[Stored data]
++++++++++++++++++++

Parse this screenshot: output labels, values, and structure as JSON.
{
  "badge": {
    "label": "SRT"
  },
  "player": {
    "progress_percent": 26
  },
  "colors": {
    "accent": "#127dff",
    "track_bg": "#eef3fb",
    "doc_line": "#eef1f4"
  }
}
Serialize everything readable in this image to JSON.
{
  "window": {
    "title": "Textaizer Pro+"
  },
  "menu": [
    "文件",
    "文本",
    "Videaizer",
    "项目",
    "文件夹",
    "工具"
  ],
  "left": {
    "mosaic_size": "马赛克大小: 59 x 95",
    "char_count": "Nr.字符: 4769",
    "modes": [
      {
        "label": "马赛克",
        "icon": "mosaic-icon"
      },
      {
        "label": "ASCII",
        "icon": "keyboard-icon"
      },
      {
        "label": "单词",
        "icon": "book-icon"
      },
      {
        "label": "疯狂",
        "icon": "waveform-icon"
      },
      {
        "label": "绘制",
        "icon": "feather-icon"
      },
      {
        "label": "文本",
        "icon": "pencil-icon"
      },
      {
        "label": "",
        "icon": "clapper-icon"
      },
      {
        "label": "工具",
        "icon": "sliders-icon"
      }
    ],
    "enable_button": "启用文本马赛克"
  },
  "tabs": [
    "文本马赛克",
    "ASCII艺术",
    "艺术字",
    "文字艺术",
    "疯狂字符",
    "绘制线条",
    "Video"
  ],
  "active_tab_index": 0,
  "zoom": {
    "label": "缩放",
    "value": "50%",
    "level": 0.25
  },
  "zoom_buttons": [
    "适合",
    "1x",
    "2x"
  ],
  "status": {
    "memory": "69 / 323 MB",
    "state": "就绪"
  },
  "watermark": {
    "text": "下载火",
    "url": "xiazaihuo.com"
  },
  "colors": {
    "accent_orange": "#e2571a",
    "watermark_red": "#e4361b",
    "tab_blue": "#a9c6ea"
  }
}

++++++++++++++++++++

**Required work:** Reproduce the material above exactly; please quote every line of it.

**Result of this task:**
Parse this screenshot: output labels, values, and structure as JSON.
{
  "badge": {
    "label": "SRT"
  },
  "player": {
    "progress_percent": 26
  },
  "colors": {
    "accent": "#127dff",
    "track_bg": "#eef3fb",
    "doc_line": "#eef1f4"
  }
}
Serialize everything readable in this image to JSON.
{
  "window": {
    "title": "Textaizer Pro+"
  },
  "menu": [
    "文件",
    "文本",
    "Videaizer",
    "项目",
    "文件夹",
    "工具"
  ],
  "left": {
    "mosaic_size": "马赛克大小: 59 x 95",
    "char_count": "Nr.字符: 4769",
    "modes": [
      {
        "label": "马赛克",
        "icon": "mosaic-icon"
      },
      {
        "label": "ASCII",
        "icon": "keyboard-icon"
      },
      {
        "label": "单词",
        "icon": "book-icon"
      },
      {
        "label": "疯狂",
        "icon": "waveform-icon"
      },
      {
        "label": "绘制",
        "icon": "feather-icon"
      },
      {
        "label": "文本",
        "icon": "pencil-icon"
      },
      {
        "label": "",
        "icon": "clapper-icon"
      },
      {
        "label": "工具",
        "icon": "sliders-icon"
      }
    ],
    "enable_button": "启用文本马赛克"
  },
  "tabs": [
    "文本马赛克",
    "ASCII艺术",
    "艺术字",
    "文字艺术",
    "疯狂字符",
    "绘制线条",
    "Video"
  ],
  "active_tab_index": 0,
  "zoom": {
    "label": "缩放",
    "value": "50%",
    "level": 0.25
  },
  "zoom_buttons": [
    "适合",
    "1x",
    "2x"
  ],
  "status": {
    "memory": "69 / 323 MB",
    "state": "就绪"
  },
  "watermark": {
    "text": "下载火",
    "url": "xiazaihuo.com"
  },
  "colors": {
    "accent_orange": "#e2571a",
    "watermark_red": "#e4361b",
    "tab_blue": "#a9c6ea"
  }
}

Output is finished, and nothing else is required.